Short problem: All the data should come back exactly as it was given.

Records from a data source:
+===+
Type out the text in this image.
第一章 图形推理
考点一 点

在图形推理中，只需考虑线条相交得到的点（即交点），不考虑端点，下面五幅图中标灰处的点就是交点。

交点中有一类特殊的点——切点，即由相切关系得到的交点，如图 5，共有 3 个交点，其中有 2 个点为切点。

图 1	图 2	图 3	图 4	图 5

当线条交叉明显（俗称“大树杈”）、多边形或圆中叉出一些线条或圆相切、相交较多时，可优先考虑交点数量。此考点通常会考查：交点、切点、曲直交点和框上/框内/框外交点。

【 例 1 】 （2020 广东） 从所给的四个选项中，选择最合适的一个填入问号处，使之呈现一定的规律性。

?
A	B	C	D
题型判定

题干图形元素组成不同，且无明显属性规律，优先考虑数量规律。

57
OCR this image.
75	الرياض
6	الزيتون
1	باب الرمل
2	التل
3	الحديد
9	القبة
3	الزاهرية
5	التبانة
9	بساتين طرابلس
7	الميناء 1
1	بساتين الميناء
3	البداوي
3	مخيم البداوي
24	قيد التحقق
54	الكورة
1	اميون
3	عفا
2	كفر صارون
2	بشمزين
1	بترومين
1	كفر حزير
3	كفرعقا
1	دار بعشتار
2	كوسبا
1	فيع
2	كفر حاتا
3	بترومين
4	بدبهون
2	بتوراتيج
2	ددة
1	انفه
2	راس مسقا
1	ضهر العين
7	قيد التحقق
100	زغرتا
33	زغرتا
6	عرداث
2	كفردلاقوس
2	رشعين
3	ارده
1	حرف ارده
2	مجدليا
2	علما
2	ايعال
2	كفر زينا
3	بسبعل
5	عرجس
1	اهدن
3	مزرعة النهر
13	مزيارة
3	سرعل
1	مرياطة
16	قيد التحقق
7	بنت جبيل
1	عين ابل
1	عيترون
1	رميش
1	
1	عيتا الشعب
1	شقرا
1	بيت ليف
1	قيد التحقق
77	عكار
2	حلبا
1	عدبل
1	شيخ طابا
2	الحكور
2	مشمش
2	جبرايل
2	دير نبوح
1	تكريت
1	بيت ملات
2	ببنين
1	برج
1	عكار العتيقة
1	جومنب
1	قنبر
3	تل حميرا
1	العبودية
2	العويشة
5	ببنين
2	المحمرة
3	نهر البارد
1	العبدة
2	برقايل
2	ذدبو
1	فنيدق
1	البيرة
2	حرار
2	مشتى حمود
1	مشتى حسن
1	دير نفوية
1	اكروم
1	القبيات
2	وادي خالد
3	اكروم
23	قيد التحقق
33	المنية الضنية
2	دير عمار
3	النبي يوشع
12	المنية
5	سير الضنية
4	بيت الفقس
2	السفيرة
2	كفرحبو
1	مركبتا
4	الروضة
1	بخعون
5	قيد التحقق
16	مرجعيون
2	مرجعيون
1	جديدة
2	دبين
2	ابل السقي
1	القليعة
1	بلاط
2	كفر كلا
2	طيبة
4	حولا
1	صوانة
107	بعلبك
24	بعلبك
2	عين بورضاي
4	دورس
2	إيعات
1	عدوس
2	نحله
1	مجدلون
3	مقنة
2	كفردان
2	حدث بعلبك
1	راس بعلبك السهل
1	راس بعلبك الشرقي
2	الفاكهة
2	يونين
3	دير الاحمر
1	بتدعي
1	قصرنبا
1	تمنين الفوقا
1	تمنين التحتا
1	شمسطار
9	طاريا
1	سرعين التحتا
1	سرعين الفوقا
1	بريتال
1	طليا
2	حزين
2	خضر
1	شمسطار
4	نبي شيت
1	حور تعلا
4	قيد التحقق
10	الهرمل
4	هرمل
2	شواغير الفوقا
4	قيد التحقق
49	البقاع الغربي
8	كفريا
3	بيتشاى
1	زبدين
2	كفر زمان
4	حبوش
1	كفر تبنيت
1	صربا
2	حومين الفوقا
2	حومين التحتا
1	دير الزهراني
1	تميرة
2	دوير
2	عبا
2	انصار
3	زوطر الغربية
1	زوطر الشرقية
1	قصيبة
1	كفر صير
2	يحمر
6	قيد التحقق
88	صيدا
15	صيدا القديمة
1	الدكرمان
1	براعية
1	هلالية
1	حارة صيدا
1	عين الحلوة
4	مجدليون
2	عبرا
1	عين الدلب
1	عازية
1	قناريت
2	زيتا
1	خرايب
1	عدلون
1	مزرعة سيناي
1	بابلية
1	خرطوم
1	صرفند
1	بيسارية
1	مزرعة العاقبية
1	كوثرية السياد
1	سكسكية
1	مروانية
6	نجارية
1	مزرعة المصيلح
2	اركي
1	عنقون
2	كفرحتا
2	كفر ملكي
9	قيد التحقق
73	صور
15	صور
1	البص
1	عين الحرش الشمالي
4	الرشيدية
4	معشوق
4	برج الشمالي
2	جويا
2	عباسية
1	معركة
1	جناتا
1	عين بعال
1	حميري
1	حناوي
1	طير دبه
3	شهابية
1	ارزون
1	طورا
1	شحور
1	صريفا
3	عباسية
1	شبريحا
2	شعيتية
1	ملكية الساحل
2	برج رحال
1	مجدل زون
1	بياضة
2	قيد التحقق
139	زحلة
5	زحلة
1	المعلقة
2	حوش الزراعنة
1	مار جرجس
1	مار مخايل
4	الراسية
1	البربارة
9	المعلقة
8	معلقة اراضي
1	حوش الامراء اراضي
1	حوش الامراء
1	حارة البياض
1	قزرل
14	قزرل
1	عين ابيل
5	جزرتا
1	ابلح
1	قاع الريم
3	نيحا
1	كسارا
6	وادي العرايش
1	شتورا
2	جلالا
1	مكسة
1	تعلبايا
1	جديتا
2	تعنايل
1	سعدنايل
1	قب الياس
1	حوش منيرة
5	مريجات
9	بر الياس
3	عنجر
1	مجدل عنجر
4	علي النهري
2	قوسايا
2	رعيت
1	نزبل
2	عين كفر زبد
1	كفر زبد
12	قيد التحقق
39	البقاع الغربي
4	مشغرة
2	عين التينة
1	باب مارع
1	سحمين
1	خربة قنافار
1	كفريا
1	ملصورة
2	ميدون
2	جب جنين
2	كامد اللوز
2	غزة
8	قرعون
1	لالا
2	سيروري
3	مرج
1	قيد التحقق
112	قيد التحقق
+===+
Exercise response:
Type out the text in this image.
第一章 图形推理
考点一 点

在图形推理中，只需考虑线条相交得到的点（即交点），不考虑端点，下面五幅图中标灰处的点就是交点。

交点中有一类特殊的点——切点，即由相切关系得到的交点，如图 5，共有 3 个交点，其中有 2 个点为切点。

图 1	图 2	图 3	图 4	图 5

当线条交叉明显（俗称“大树杈”）、多边形或圆中叉出一些线条或圆相切、相交较多时，可优先考虑交点数量。此考点通常会考查：交点、切点、曲直交点和框上/框内/框外交点。

【 例 1 】 （2020 广东） 从所给的四个选项中，选择最合适的一个填入问号处，使之呈现一定的规律性。

?
A	B	C	D
题型判定

题干图形元素组成不同，且无明显属性规律，优先考虑数量规律。

57
OCR this image.
75	الرياض
6	الزيتون
1	باب الرمل
2	التل
3	الحديد
9	القبة
3	الزاهرية
5	التبانة
9	بساتين طرابلس
7	الميناء 1
1	بساتين الميناء
3	البداوي
3	مخيم البداوي
24	قيد التحقق
54	الكورة
1	اميون
3	عفا
2	كفر صارون
2	بشمزين
1	بترومين
1	كفر حزير
3	كفرعقا
1	دار بعشتار
2	كوسبا
1	فيع
2	كفر حاتا
3	بترومين
4	بدبهون
2	بتوراتيج
2	ددة
1	انفه
2	راس مسقا
1	ضهر العين
7	قيد التحقق
100	زغرتا
33	زغرتا
6	عرداث
2	كفردلاقوس
2	رشعين
3	ارده
1	حرف ارده
2	مجدليا
2	علما
2	ايعال
2	كفر زينا
3	بسبعل
5	عرجس
1	اهدن
3	مزرعة النهر
13	مزيارة
3	سرعل
1	مرياطة
16	قيد التحقق
7	بنت جبيل
1	عين ابل
1	عيترون
1	رميش
1	
1	عيتا الشعب
1	شقرا
1	بيت ليف
1	قيد التحقق
77	عكار
2	حلبا
1	عدبل
1	شيخ طابا
2	الحكور
2	مشمش
2	جبرايل
2	دير نبوح
1	تكريت
1	بيت ملات
2	ببنين
1	برج
1	عكار العتيقة
1	جومنب
1	قنبر
3	تل حميرا
1	العبودية
2	العويشة
5	ببنين
2	المحمرة
3	نهر البارد
1	العبدة
2	برقايل
2	ذدبو
1	فنيدق
1	البيرة
2	حرار
2	مشتى حمود
1	مشتى حسن
1	دير نفوية
1	اكروم
1	القبيات
2	وادي خالد
3	اكروم
23	قيد التحقق
33	المنية الضنية
2	دير عمار
3	النبي يوشع
12	المنية
5	سير الضنية
4	بيت الفقس
2	السفيرة
2	كفرحبو
1	مركبتا
4	الروضة
1	بخعون
5	قيد التحقق
16	مرجعيون
2	مرجعيون
1	جديدة
2	دبين
2	ابل السقي
1	القليعة
1	بلاط
2	كفر كلا
2	طيبة
4	حولا
1	صوانة
107	بعلبك
24	بعلبك
2	عين بورضاي
4	دورس
2	إيعات
1	عدوس
2	نحله
1	مجدلون
3	مقنة
2	كفردان
2	حدث بعلبك
1	راس بعلبك السهل
1	راس بعلبك الشرقي
2	الفاكهة
2	يونين
3	دير الاحمر
1	بتدعي
1	قصرنبا
1	تمنين الفوقا
1	تمنين التحتا
1	شمسطار
9	طاريا
1	سرعين التحتا
1	سرعين الفوقا
1	بريتال
1	طليا
2	حزين
2	خضر
1	شمسطار
4	نبي شيت
1	حور تعلا
4	قيد التحقق
10	الهرمل
4	هرمل
2	شواغير الفوقا
4	قيد التحقق
49	البقاع الغربي
8	كفريا
3	بيتشاى
1	زبدين
2	كفر زمان
4	حبوش
1	كفر تبنيت
1	صربا
2	حومين الفوقا
2	حومين التحتا
1	دير الزهراني
1	تميرة
2	دوير
2	عبا
2	انصار
3	زوطر الغربية
1	زوطر الشرقية
1	قصيبة
1	كفر صير
2	يحمر
6	قيد التحقق
88	صيدا
15	صيدا القديمة
1	الدكرمان
1	براعية
1	هلالية
1	حارة صيدا
1	عين الحلوة
4	مجدليون
2	عبرا
1	عين الدلب
1	عازية
1	قناريت
2	زيتا
1	خرايب
1	عدلون
1	مزرعة سيناي
1	بابلية
1	خرطوم
1	صرفند
1	بيسارية
1	مزرعة العاقبية
1	كوثرية السياد
1	سكسكية
1	مروانية
6	نجارية
1	مزرعة المصيلح
2	اركي
1	عنقون
2	كفرحتا
2	كفر ملكي
9	قيد التحقق
73	صور
15	صور
1	البص
1	عين الحرش الشمالي
4	الرشيدية
4	معشوق
4	برج الشمالي
2	جويا
2	عباسية
1	معركة
1	جناتا
1	عين بعال
1	حميري
1	حناوي
1	طير دبه
3	شهابية
1	ارزون
1	طورا
1	شحور
1	صريفا
3	عباسية
1	شبريحا
2	شعيتية
1	ملكية الساحل
2	برج رحال
1	مجدل زون
1	بياضة
2	قيد التحقق
139	زحلة
5	زحلة
1	المعلقة
2	حوش الزراعنة
1	مار جرجس
1	مار مخايل
4	الراسية
1	البربارة
9	المعلقة
8	معلقة اراضي
1	حوش الامراء اراضي
1	حوش الامراء
1	حارة البياض
1	قزرل
14	قزرل
1	عين ابيل
5	جزرتا
1	ابلح
1	قاع الريم
3	نيحا
1	كسارا
6	وادي العرايش
1	شتورا
2	جلالا
1	مكسة
1	تعلبايا
1	جديتا
2	تعنايل
1	سعدنايل
1	قب الياس
1	حوش منيرة
5	مريجات
9	بر الياس
3	عنجر
1	مجدل عنجر
4	علي النهري
2	قوسايا
2	رعيت
1	نزبل
2	عين كفر زبد
1	كفر زبد
12	قيد التحقق
39	البقاع الغربي
4	مشغرة
2	عين التينة
1	باب مارع
1	سحمين
1	خربة قنافار
1	كفريا
1	ملصورة
2	ميدون
2	جب جنين
2	كامد اللوز
2	غزة
8	قرعون
1	لالا
2	سيروري
3	مرج
1	قيد التحقق
112	قيد التحقق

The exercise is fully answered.